═══ MATERIAL SUPPLIED

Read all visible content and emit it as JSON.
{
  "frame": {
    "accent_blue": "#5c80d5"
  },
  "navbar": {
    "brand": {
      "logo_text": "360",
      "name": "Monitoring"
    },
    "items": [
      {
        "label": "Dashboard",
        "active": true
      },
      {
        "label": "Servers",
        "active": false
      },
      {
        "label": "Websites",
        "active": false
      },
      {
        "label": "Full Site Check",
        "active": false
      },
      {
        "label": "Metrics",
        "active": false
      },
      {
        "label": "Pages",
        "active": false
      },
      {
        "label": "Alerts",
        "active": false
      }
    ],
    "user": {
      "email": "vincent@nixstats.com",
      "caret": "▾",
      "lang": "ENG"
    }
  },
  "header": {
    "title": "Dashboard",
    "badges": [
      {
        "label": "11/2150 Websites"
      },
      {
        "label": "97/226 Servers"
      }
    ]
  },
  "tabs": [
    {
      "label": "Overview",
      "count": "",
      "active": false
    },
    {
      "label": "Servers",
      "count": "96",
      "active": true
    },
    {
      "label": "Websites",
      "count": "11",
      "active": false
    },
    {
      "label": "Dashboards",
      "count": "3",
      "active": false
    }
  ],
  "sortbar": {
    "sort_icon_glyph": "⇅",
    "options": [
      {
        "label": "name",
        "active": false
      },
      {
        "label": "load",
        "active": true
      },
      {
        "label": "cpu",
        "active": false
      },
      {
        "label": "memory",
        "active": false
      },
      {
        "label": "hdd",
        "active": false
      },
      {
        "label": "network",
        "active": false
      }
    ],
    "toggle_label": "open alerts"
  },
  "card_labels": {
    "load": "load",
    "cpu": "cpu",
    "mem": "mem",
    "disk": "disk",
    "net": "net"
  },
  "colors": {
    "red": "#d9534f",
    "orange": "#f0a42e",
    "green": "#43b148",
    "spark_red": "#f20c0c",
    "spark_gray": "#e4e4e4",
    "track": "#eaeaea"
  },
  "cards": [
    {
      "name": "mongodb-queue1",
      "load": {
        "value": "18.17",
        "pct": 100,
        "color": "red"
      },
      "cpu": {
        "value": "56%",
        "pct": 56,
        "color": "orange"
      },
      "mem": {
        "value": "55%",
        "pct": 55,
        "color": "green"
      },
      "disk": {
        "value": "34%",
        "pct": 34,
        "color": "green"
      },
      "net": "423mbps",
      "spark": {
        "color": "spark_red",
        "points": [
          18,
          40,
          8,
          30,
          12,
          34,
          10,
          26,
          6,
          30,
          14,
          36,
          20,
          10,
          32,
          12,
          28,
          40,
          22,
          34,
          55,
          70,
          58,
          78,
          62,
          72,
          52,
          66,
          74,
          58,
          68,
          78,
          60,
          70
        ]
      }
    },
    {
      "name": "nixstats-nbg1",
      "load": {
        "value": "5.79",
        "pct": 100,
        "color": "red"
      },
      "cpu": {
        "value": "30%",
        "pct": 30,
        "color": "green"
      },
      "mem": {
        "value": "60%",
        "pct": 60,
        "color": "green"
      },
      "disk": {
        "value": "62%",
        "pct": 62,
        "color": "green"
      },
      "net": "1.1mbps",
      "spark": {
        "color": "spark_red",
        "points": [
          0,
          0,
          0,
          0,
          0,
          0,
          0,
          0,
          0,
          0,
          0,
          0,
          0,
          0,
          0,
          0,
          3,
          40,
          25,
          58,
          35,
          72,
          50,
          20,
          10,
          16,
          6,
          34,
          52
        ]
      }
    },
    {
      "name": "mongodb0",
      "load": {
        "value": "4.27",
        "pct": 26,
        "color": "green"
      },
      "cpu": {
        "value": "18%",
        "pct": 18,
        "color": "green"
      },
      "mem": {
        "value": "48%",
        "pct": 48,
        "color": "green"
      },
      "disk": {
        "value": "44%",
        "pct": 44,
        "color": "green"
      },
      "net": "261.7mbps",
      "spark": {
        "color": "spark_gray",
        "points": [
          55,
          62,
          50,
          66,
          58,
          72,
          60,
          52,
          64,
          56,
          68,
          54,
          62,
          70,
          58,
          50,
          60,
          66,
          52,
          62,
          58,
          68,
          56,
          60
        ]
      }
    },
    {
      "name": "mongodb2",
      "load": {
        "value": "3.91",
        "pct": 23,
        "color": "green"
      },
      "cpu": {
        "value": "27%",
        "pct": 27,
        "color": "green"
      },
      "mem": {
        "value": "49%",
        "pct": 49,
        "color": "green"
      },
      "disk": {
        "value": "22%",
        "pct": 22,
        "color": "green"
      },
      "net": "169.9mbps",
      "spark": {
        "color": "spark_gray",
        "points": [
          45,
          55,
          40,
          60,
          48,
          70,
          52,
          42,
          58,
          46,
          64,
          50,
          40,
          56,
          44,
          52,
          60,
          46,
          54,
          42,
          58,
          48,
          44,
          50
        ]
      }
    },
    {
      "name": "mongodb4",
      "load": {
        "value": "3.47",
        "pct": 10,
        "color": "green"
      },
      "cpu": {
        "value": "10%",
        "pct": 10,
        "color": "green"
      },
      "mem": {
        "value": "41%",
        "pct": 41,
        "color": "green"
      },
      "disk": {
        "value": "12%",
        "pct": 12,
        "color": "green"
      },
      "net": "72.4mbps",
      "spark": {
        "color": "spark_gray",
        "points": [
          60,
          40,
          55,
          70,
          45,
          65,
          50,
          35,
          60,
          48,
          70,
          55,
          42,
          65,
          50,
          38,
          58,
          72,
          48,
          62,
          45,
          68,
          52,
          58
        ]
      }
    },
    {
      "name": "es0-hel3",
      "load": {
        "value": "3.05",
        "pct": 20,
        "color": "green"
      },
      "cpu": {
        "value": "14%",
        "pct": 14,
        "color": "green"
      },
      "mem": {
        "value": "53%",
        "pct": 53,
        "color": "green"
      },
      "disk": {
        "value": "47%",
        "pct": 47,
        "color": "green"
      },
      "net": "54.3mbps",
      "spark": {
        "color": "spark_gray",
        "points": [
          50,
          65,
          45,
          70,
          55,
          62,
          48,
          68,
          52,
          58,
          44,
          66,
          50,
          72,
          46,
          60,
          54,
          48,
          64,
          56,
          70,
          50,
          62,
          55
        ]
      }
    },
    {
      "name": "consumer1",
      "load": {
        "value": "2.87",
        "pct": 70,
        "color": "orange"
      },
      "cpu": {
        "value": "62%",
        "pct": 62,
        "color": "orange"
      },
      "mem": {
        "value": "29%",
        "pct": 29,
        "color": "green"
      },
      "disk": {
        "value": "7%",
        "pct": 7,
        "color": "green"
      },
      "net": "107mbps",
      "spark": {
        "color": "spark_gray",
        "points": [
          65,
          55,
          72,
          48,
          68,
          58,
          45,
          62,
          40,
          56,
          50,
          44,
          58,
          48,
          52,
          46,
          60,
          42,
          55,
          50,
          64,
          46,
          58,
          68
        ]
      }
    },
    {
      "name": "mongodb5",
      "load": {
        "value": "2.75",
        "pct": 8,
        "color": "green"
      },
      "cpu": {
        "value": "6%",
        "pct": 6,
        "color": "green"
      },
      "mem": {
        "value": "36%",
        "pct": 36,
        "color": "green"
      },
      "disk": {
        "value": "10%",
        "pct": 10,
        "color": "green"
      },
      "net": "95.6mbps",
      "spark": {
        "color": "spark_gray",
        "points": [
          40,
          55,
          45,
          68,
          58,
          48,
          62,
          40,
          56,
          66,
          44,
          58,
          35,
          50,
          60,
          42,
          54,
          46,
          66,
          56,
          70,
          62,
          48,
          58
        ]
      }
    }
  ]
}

══════

Transcribe every entry exactly.

Read all visible content and emit it as JSON.
{
  "frame": {
    "accent_blue": "#5c80d5"
  },
  "navbar": {
    "brand": {
      "logo_text": "360",
      "name": "Monitoring"
    },
    "items": [
      {
        "label": "Dashboard",
        "active": true
      },
      {
        "label": "Servers",
        "active": false
      },
      {
        "label": "Websites",
        "active": false
      },
      {
        "label": "Full Site Check",
        "active": false
      },
      {
        "label": "Metrics",
        "active": false
      },
      {
        "label": "Pages",
        "active": false
      },
      {
        "label": "Alerts",
        "active": false
      }
    ],
    "user": {
      "email": "vincent@nixstats.com",
      "caret": "▾",
      "lang": "ENG"
    }
  },
  "header": {
    "title": "Dashboard",
    "badges": [
      {
        "label": "11/2150 Websites"
      },
      {
        "label": "97/226 Servers"
      }
    ]
  },
  "tabs": [
    {
      "label": "Overview",
      "count": "",
      "active": false
    },
    {
      "label": "Servers",
      "count": "96",
      "active": true
    },
    {
      "label": "Websites",
      "count": "11",
      "active": false
    },
    {
      "label": "Dashboards",
      "count": "3",
      "active": false
    }
  ],
  "sortbar": {
    "sort_icon_glyph": "⇅",
    "options": [
      {
        "label": "name",
        "active": false
      },
      {
        "label": "load",
        "active": true
      },
      {
        "label": "cpu",
        "active": false
      },
      {
        "label": "memory",
        "active": false
      },
      {
        "label": "hdd",
        "active": false
      },
      {
        "label": "network",
        "active": false
      }
    ],
    "toggle_label": "open alerts"
  },
  "card_labels": {
    "load": "load",
    "cpu": "cpu",
    "mem": "mem",
    "disk": "disk",
    "net": "net"
  },
  "colors": {
    "red": "#d9534f",
    "orange": "#f0a42e",
    "green": "#43b148",
    "spark_red": "#f20c0c",
    "spark_gray": "#e4e4e4",
    "track": "#eaeaea"
  },
  "cards": [
    {
      "name": "mongodb-queue1",
      "load": {
        "value": "18.17",
        "pct": 100,
        "color": "red"
      },
      "cpu": {
        "value": "56%",
        "pct": 56,
        "color": "orange"
      },
      "mem": {
        "value": "55%",
        "pct": 55,
        "color": "green"
      },
      "disk": {
        "value": "34%",
        "pct": 34,
        "color": "green"
      },
      "net": "423mbps",
      "spark": {
        "color": "spark_red",
        "points": [
          18,
          40,
          8,
          30,
          12,
          34,
          10,
          26,
          6,
          30,
          14,
          36,
          20,
          10,
          32,
          12,
          28,
          40,
          22,
          34,
          55,
          70,
          58,
          78,
          62,
          72,
          52,
          66,
          74,
          58,
          68,
          78,
          60,
          70
        ]
      }
    },
    {
      "name": "nixstats-nbg1",
      "load": {
        "value": "5.79",
        "pct": 100,
        "color": "red"
      },
      "cpu": {
        "value": "30%",
        "pct": 30,
        "color": "green"
      },
      "mem": {
        "value": "60%",
        "pct": 60,
        "color": "green"
      },
      "disk": {
        "value": "62%",
        "pct": 62,
        "color": "green"
      },
      "net": "1.1mbps",
      "spark": {
        "color": "spark_red",
        "points": [
          0,
          0,
          0,
          0,
          0,
          0,
          0,
          0,
          0,
          0,
          0,
          0,
          0,
          0,
          0,
          0,
          3,
          40,
          25,
          58,
          35,
          72,
          50,
          20,
          10,
          16,
          6,
          34,
          52
        ]
      }
    },
    {
      "name": "mongodb0",
      "load": {
        "value": "4.27",
        "pct": 26,
        "color": "green"
      },
      "cpu": {
        "value": "18%",
        "pct": 18,
        "color": "green"
      },
      "mem": {
        "value": "48%",
        "pct": 48,
        "color": "green"
      },
      "disk": {
        "value": "44%",
        "pct": 44,
        "color": "green"
      },
      "net": "261.7mbps",
      "spark": {
        "color": "spark_gray",
        "points": [
          55,
          62,
          50,
          66,
          58,
          72,
          60,
          52,
          64,
          56,
          68,
          54,
          62,
          70,
          58,
          50,
          60,
          66,
          52,
          62,
          58,
          68,
          56,
          60
        ]
      }
    },
    {
      "name": "mongodb2",
      "load": {
        "value": "3.91",
        "pct": 23,
        "color": "green"
      },
      "cpu": {
        "value": "27%",
        "pct": 27,
        "color": "green"
      },
      "mem": {
        "value": "49%",
        "pct": 49,
        "color": "green"
      },
      "disk": {
        "value": "22%",
        "pct": 22,
        "color": "green"
      },
      "net": "169.9mbps",
      "spark": {
        "color": "spark_gray",
        "points": [
          45,
          55,
          40,
          60,
          48,
          70,
          52,
          42,
          58,
          46,
          64,
          50,
          40,
          56,
          44,
          52,
          60,
          46,
          54,
          42,
          58,
          48,
          44,
          50
        ]
      }
    },
    {
      "name": "mongodb4",
      "load": {
        "value": "3.47",
        "pct": 10,
        "color": "green"
      },
      "cpu": {
        "value": "10%",
        "pct": 10,
        "color": "green"
      },
      "mem": {
        "value": "41%",
        "pct": 41,
        "color": "green"
      },
      "disk": {
        "value": "12%",
        "pct": 12,
        "color": "green"
      },
      "net": "72.4mbps",
      "spark": {
        "color": "spark_gray",
        "points": [
          60,
          40,
          55,
          70,
          45,
          65,
          50,
          35,
          60,
          48,
          70,
          55,
          42,
          65,
          50,
          38,
          58,
          72,
          48,
          62,
          45,
          68,
          52,
          58
        ]
      }
    },
    {
      "name": "es0-hel3",
      "load": {
        "value": "3.05",
        "pct": 20,
        "color": "green"
      },
      "cpu": {
        "value": "14%",
        "pct": 14,
        "color": "green"
      },
      "mem": {
        "value": "53%",
        "pct": 53,
        "color": "green"
      },
      "disk": {
        "value": "47%",
        "pct": 47,
        "color": "green"
      },
      "net": "54.3mbps",
      "spark": {
        "color": "spark_gray",
        "points": [
          50,
          65,
          45,
          70,
          55,
          62,
          48,
          68,
          52,
          58,
          44,
          66,
          50,
          72,
          46,
          60,
          54,
          48,
          64,
          56,
          70,
          50,
          62,
          55
        ]
      }
    },
    {
      "name": "consumer1",
      "load": {
        "value": "2.87",
        "pct": 70,
        "color": "orange"
      },
      "cpu": {
        "value": "62%",
        "pct": 62,
        "color": "orange"
      },
      "mem": {
        "value": "29%",
        "pct": 29,
        "color": "green"
      },
      "disk": {
        "value": "7%",
        "pct": 7,
        "color": "green"
      },
      "net": "107mbps",
      "spark": {
        "color": "spark_gray",
        "points": [
          65,
          55,
          72,
          48,
          68,
          58,
          45,
          62,
          40,
          56,
          50,
          44,
          58,
          48,
          52,
          46,
          60,
          42,
          55,
          50,
          64,
          46,
          58,
          68
        ]
      }
    },
    {
      "name": "mongodb5",
      "load": {
        "value": "2.75",
        "pct": 8,
        "color": "green"
      },
      "cpu": {
        "value": "6%",
        "pct": 6,
        "color": "green"
      },
      "mem": {
        "value": "36%",
        "pct": 36,
        "color": "green"
      },
      "disk": {
        "value": "10%",
        "pct": 10,
        "color": "green"
      },
      "net": "95.6mbps",
      "spark": {
        "color": "spark_gray",
        "points": [
          40,
          55,
          45,
          68,
          58,
          48,
          62,
          40,
          56,
          66,
          44,
          58,
          35,
          50,
          60,
          42,
          54,
          46,
          66,
          56,
          70,
          62,
          48,
          58
        ]
      }
    }
  ]
}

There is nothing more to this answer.